Pick every line from the data that holds the word "text".

# [Stored items]
>> BEGIN

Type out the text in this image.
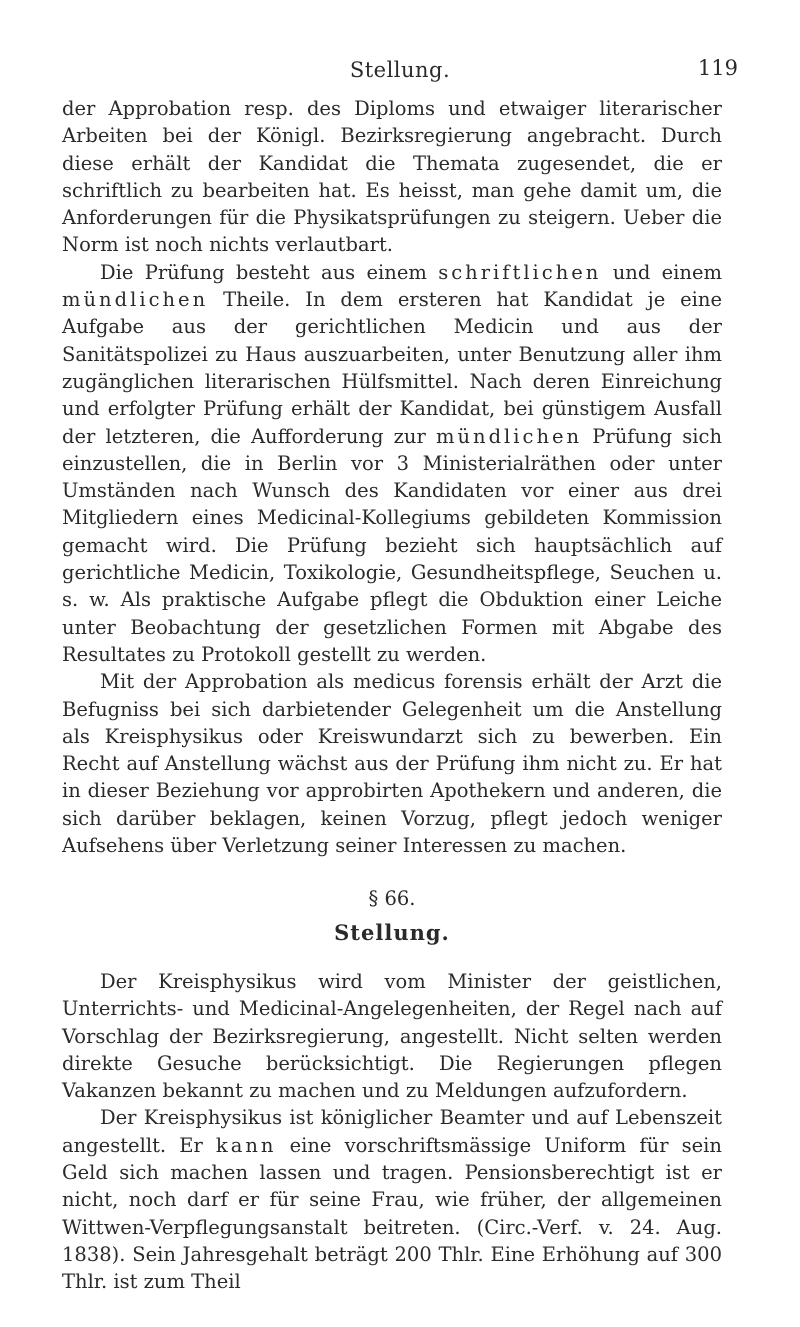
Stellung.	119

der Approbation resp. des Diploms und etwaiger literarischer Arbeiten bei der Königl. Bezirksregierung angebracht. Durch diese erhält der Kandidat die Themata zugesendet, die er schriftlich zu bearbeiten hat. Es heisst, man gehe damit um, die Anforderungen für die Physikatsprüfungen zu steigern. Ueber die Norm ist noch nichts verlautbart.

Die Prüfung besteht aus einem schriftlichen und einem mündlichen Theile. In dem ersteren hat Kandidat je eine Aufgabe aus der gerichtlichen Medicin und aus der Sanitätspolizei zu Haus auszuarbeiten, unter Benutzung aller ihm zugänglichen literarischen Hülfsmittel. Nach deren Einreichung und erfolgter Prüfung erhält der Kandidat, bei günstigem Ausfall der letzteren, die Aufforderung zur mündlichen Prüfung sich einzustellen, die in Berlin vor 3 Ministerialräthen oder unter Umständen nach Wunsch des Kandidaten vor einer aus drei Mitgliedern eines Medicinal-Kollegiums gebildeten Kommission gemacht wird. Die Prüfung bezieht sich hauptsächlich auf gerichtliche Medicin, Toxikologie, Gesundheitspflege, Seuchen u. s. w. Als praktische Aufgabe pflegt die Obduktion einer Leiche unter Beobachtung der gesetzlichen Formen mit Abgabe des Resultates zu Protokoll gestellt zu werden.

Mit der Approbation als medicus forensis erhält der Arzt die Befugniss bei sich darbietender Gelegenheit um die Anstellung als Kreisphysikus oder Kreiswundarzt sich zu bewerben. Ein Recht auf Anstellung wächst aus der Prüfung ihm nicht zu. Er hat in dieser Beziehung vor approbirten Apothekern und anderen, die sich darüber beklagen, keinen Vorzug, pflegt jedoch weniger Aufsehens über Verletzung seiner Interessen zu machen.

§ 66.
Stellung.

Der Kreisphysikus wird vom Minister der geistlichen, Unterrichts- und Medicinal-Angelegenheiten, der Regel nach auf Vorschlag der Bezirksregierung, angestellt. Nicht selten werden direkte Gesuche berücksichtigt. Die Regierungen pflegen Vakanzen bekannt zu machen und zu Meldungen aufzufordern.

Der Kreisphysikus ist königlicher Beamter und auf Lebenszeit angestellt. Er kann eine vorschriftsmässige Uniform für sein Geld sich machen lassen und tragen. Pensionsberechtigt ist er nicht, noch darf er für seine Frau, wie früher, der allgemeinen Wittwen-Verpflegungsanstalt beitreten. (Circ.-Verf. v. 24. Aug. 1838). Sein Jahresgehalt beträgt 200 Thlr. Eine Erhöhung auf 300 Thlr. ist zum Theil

>> END
>> BEGIN

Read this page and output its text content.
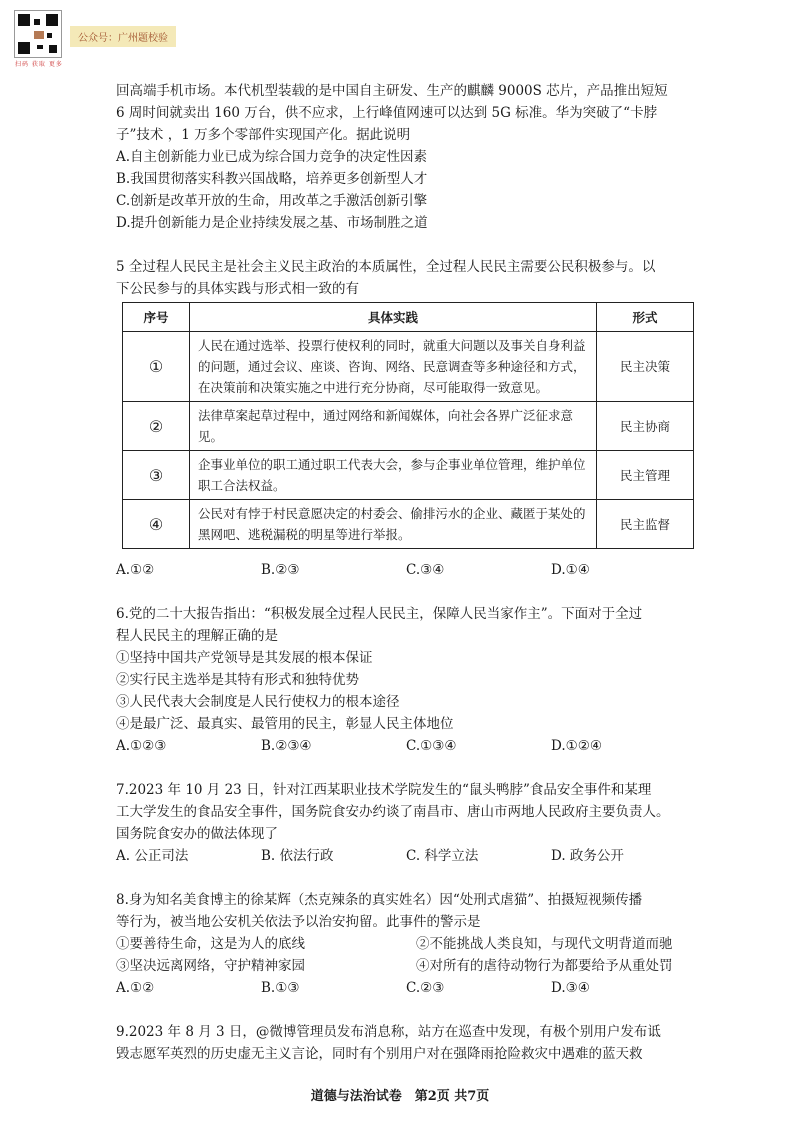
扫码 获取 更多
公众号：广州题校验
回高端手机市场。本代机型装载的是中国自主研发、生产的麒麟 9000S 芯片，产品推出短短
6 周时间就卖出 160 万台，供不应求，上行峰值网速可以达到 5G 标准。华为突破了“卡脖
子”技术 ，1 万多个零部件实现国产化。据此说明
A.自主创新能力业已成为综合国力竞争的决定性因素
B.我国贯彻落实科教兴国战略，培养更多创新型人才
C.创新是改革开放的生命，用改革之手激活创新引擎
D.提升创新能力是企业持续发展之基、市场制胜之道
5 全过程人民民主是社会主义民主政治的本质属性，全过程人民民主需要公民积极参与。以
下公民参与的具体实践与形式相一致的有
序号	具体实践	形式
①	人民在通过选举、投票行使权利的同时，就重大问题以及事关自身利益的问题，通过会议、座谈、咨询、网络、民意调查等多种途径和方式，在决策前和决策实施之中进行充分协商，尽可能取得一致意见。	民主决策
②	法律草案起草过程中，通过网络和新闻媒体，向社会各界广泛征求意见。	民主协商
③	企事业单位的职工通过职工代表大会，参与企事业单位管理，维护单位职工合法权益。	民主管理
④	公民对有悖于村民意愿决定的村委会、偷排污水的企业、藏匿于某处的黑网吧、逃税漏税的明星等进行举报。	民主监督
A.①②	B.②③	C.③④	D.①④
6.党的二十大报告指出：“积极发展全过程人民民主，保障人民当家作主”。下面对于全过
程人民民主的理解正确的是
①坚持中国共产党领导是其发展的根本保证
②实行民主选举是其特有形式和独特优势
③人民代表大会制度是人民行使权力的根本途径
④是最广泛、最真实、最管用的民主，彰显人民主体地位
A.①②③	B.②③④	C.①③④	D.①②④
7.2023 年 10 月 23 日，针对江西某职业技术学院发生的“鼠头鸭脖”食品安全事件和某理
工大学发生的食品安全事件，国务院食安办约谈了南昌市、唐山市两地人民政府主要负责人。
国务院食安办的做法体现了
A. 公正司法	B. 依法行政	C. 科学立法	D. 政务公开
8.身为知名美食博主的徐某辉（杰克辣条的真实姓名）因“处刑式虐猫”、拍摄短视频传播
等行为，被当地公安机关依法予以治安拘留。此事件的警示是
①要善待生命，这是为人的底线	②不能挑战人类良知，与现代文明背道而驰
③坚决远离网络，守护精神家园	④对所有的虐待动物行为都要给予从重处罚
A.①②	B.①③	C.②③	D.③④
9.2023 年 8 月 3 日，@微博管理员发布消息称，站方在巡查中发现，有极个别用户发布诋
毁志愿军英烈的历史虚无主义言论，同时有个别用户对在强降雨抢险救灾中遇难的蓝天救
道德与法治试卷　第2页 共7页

>> END

# [Full output]
Type out the text in this image.
Read this page and output its text content.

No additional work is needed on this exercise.